-- start --

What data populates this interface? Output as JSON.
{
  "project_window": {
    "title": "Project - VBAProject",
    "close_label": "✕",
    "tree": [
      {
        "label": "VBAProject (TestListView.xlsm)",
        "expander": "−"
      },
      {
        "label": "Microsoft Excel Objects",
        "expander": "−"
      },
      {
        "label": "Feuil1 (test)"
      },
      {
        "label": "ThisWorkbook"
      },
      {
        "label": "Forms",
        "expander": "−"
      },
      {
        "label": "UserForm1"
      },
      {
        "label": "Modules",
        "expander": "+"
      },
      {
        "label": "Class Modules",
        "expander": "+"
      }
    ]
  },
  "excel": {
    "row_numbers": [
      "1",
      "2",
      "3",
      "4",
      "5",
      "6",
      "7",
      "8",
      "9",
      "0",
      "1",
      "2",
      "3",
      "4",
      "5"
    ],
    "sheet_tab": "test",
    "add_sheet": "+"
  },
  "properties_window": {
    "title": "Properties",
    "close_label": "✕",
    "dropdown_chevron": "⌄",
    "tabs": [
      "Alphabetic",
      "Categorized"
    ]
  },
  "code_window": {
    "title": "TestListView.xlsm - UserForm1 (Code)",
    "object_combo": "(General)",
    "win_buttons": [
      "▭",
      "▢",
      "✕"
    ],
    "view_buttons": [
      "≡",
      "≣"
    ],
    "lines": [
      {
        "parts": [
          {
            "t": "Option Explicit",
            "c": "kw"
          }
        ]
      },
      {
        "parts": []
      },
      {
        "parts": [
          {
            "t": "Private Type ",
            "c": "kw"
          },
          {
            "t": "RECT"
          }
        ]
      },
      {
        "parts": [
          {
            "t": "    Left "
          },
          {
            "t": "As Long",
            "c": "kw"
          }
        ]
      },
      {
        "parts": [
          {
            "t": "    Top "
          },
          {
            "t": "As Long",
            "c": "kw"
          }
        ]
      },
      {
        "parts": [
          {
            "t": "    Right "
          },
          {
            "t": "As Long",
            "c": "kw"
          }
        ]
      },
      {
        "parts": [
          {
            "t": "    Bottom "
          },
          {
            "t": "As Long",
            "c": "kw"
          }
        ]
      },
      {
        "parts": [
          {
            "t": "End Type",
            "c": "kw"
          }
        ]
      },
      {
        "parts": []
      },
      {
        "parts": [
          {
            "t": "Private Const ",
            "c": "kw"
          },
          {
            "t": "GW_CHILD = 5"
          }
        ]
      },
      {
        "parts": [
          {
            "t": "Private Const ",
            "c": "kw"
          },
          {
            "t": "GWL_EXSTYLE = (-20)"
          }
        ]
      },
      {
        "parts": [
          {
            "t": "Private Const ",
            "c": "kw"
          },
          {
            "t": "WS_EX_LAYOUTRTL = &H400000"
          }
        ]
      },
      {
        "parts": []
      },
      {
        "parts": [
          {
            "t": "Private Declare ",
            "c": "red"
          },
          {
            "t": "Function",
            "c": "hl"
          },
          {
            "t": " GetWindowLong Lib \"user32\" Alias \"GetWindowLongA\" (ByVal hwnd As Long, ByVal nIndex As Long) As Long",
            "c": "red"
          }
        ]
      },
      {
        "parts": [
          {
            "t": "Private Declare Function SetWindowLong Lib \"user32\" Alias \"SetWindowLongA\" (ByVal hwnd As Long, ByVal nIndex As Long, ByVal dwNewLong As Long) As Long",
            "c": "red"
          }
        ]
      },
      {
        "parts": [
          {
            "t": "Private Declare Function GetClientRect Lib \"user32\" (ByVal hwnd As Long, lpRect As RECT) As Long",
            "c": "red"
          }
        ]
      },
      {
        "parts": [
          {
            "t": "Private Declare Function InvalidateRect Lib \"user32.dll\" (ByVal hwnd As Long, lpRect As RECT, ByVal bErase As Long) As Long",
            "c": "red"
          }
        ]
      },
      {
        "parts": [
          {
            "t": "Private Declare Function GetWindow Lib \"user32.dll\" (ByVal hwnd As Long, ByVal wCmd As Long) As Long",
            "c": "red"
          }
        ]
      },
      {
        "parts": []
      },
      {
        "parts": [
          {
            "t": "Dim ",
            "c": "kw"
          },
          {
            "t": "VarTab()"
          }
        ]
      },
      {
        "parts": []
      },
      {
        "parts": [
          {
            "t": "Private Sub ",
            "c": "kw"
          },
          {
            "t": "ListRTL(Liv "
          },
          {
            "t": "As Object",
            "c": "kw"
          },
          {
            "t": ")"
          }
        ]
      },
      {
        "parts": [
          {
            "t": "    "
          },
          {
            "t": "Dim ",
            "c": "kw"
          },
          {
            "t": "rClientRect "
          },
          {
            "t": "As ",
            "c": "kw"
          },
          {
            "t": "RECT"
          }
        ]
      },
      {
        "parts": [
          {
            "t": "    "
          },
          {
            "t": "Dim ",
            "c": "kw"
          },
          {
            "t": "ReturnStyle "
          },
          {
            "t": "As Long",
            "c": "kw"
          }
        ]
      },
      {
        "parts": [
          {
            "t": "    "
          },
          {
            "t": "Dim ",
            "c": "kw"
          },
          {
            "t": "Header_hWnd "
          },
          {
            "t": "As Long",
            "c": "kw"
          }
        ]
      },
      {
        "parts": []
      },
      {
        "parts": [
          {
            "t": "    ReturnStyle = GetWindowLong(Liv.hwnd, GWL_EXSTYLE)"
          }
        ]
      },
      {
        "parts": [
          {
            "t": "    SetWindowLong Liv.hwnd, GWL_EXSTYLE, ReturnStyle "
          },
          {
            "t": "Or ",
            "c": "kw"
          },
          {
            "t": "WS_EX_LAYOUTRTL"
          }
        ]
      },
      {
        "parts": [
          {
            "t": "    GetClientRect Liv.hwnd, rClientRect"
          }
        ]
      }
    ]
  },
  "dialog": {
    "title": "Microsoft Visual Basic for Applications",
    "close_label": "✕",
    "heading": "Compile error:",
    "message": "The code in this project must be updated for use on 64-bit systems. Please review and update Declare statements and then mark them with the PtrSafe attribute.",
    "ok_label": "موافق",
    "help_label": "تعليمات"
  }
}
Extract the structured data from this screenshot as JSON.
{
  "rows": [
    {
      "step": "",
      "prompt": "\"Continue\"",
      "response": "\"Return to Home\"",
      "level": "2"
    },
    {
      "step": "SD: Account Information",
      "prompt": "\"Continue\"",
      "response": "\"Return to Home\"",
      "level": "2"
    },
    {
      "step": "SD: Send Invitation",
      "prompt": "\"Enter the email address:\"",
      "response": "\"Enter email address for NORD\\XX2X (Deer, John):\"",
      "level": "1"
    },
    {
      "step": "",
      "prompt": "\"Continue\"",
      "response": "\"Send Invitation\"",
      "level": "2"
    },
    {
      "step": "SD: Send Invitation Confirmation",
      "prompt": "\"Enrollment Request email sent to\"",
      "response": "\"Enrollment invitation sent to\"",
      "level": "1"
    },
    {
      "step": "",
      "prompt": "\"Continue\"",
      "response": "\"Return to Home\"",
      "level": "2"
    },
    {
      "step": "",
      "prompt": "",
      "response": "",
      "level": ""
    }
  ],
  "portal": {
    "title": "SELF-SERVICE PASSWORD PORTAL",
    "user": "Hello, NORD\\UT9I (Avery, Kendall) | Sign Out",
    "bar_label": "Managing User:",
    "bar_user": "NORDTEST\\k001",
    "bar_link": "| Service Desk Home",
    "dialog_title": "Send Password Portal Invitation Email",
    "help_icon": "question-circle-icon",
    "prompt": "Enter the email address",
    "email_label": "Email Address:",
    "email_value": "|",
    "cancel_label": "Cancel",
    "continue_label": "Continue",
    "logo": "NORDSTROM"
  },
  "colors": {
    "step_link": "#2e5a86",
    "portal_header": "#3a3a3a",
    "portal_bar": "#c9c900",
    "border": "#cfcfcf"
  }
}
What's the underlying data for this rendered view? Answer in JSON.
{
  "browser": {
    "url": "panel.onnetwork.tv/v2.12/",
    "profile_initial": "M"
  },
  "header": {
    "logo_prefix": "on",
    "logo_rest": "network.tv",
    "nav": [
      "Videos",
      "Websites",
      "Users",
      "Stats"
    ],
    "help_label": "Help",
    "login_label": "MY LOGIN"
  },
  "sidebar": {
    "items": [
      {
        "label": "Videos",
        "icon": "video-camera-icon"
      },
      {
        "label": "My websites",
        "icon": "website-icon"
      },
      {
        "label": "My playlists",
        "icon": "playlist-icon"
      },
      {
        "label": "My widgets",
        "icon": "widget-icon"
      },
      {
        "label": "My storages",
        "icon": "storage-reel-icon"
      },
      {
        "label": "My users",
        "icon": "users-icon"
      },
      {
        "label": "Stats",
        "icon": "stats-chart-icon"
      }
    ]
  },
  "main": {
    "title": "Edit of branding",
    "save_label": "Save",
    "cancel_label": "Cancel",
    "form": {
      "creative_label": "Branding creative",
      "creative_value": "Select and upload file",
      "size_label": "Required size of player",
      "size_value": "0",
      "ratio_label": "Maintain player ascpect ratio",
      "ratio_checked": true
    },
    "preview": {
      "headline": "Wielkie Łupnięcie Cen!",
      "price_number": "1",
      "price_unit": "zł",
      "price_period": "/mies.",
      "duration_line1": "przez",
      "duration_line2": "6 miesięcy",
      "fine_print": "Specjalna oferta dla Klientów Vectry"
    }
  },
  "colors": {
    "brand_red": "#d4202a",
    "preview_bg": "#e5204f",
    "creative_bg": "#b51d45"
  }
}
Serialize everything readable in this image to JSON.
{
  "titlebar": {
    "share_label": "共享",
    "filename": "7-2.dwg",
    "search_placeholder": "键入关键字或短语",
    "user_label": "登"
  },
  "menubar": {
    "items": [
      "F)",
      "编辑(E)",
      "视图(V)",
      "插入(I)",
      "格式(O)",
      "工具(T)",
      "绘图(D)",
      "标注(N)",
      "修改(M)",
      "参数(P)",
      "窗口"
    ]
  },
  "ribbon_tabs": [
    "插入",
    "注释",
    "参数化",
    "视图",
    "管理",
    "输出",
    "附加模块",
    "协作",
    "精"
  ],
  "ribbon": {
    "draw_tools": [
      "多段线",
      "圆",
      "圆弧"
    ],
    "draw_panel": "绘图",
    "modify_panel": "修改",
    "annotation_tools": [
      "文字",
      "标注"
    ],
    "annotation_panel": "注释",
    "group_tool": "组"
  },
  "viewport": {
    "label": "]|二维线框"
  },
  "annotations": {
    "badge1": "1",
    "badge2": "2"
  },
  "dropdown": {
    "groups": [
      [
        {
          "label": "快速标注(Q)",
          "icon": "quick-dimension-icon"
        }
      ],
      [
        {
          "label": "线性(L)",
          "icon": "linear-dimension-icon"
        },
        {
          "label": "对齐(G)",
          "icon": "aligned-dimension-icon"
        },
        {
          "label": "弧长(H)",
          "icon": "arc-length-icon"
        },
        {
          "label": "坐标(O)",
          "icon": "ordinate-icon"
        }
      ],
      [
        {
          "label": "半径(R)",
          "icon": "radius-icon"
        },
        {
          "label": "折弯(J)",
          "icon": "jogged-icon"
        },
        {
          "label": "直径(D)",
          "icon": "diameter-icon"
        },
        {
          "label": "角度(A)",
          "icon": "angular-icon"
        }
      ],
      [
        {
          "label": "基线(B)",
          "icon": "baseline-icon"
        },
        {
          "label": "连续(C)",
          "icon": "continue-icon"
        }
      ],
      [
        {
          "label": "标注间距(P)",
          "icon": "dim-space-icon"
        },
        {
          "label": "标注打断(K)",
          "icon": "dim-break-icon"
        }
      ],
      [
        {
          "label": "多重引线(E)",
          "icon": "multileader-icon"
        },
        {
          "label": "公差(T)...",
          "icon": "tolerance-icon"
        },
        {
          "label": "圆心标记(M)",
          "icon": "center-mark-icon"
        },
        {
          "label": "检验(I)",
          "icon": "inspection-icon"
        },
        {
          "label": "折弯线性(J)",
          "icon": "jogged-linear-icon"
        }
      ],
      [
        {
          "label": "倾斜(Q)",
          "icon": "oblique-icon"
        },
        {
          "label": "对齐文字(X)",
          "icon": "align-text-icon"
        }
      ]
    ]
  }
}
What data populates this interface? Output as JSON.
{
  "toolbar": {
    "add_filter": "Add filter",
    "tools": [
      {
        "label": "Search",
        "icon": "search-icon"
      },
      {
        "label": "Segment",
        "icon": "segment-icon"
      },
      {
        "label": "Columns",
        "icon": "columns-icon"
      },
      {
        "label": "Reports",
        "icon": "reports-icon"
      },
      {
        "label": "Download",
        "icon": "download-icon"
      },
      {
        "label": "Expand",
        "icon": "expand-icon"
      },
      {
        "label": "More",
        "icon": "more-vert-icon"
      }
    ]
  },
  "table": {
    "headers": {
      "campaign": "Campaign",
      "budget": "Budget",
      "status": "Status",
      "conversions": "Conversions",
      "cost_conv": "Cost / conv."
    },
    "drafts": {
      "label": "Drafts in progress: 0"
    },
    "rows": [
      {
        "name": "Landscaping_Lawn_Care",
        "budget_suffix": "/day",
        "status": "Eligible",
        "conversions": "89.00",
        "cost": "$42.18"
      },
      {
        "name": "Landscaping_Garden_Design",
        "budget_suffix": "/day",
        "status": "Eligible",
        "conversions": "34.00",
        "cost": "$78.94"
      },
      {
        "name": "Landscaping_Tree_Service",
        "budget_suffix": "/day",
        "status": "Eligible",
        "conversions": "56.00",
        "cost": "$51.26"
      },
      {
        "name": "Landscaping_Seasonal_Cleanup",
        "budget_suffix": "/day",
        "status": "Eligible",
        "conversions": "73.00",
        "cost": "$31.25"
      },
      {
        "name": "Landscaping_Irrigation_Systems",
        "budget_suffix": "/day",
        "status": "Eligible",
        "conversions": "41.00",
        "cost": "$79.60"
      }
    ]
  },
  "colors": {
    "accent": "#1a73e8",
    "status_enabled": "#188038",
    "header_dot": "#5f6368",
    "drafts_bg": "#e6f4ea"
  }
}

-- end --

** GIVEN INSTRUCTION **
Using the entries above, return each line in which the word "data" occurs.

** WRITTEN SOLUTION **
What data populates this interface? Output as JSON.
Extract the structured data from this screenshot as JSON.
What's the underlying data for this rendered view? Answer in JSON.
What data populates this interface? Output as JSON.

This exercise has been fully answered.